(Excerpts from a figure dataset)
________________________________________

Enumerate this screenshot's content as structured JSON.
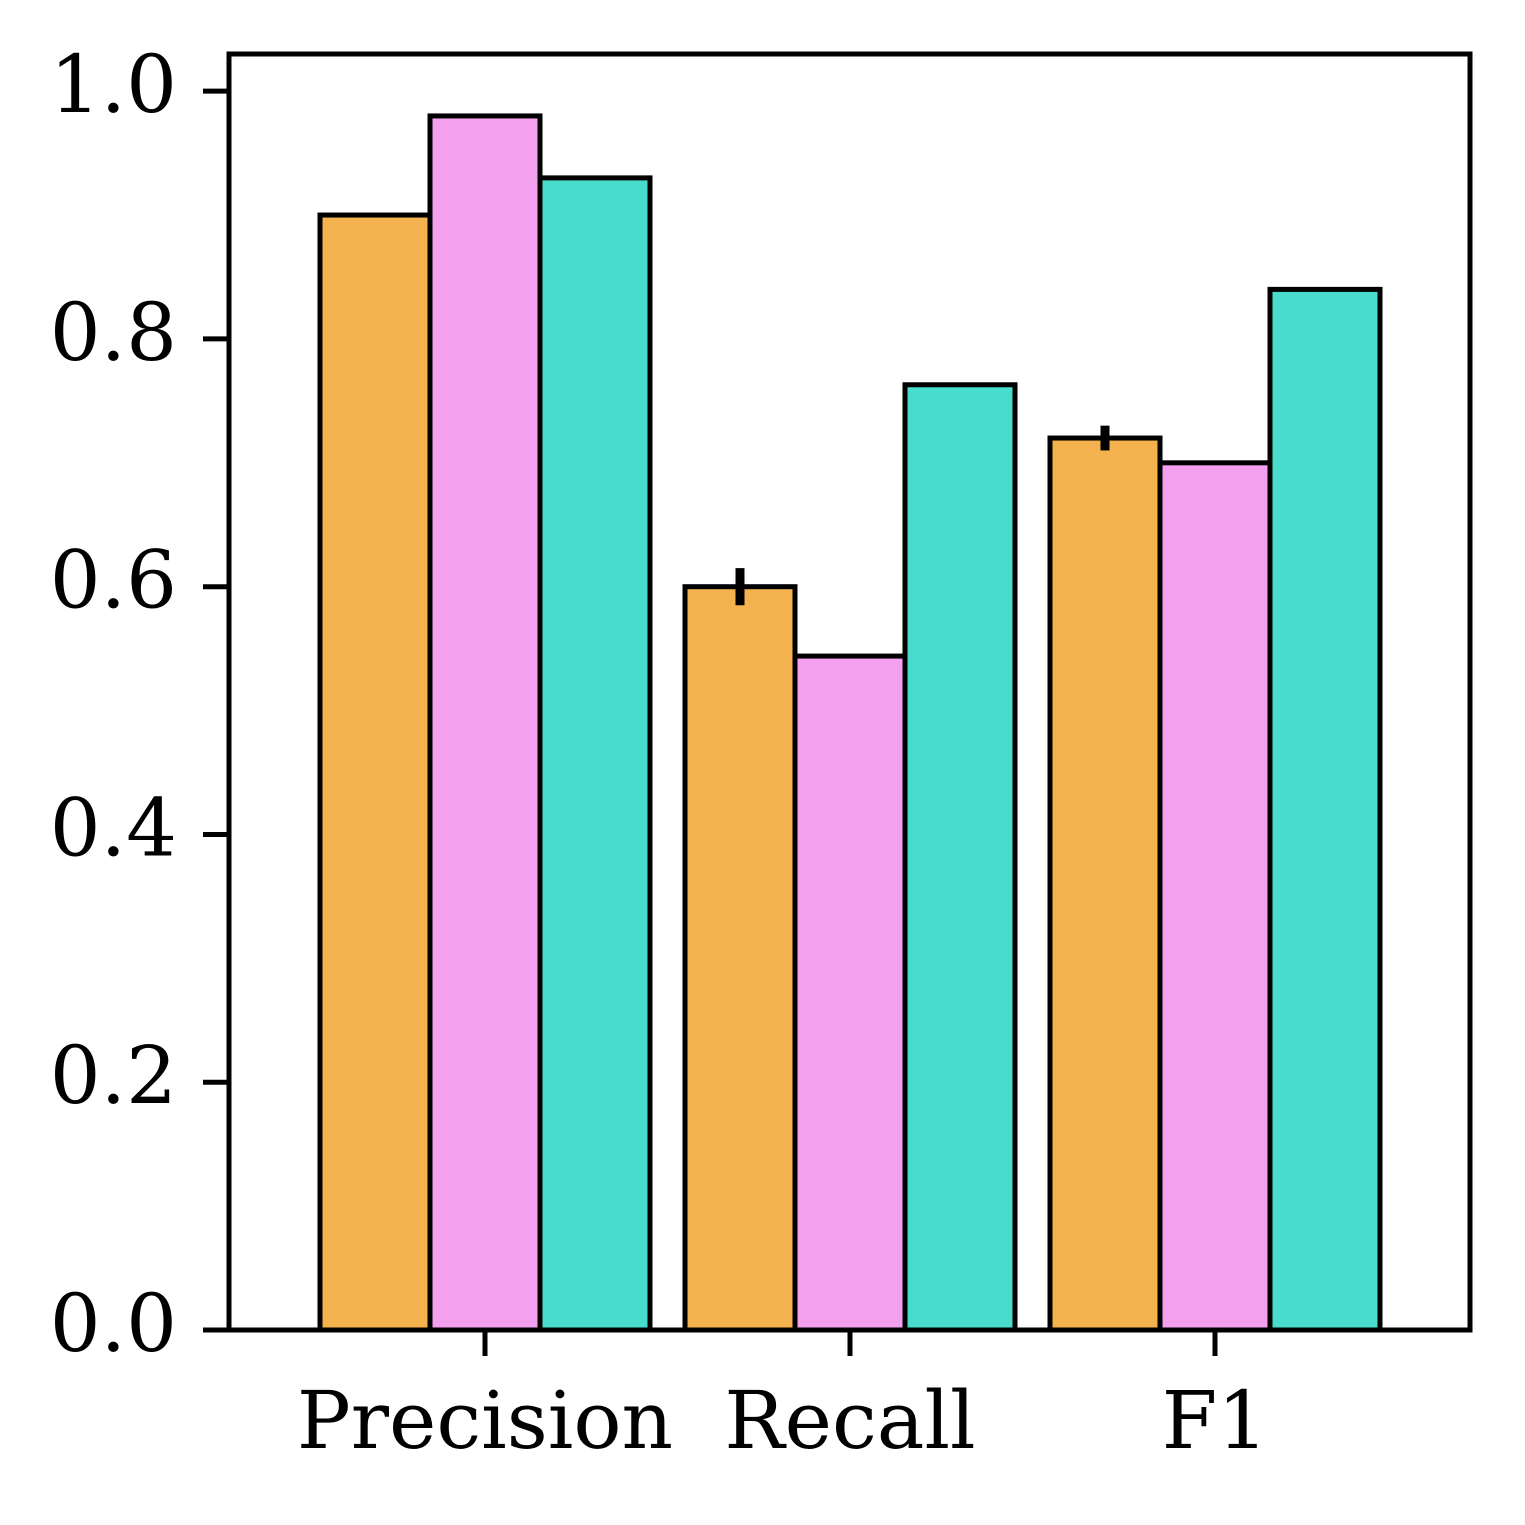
{
  "chart_data": {
    "type": "bar",
    "title": "",
    "xlabel": "",
    "ylabel": "",
    "categories": [
      "Precision",
      "Recall",
      "F1"
    ],
    "series": [
      {
        "name": "",
        "color": "#F4B24E",
        "values": [
          0.9,
          0.6,
          0.72
        ],
        "errors": [
          null,
          0.015,
          0.01
        ]
      },
      {
        "name": "",
        "color": "#F3A1EF",
        "values": [
          0.98,
          0.544,
          0.7
        ],
        "errors": [
          null,
          null,
          null
        ]
      },
      {
        "name": "",
        "color": "#48DCCC",
        "values": [
          0.93,
          0.763,
          0.84
        ],
        "errors": [
          null,
          null,
          null
        ]
      }
    ],
    "ylim": [
      0,
      1.03
    ],
    "yticks": [
      0.0,
      0.2,
      0.4,
      0.6,
      0.8,
      1.0
    ],
    "ytick_labels": [
      "0.0",
      "0.2",
      "0.4",
      "0.6",
      "0.8",
      "1.0"
    ],
    "grid": false,
    "legend": "none"
  }
}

________________________________________

STATED PROBLEM:
Look through the material above and pick out each line holding the word "color".

ANSWER:
        "color": "#F4B24E",
        "color": "#F3A1EF",
        "color": "#48DCCC",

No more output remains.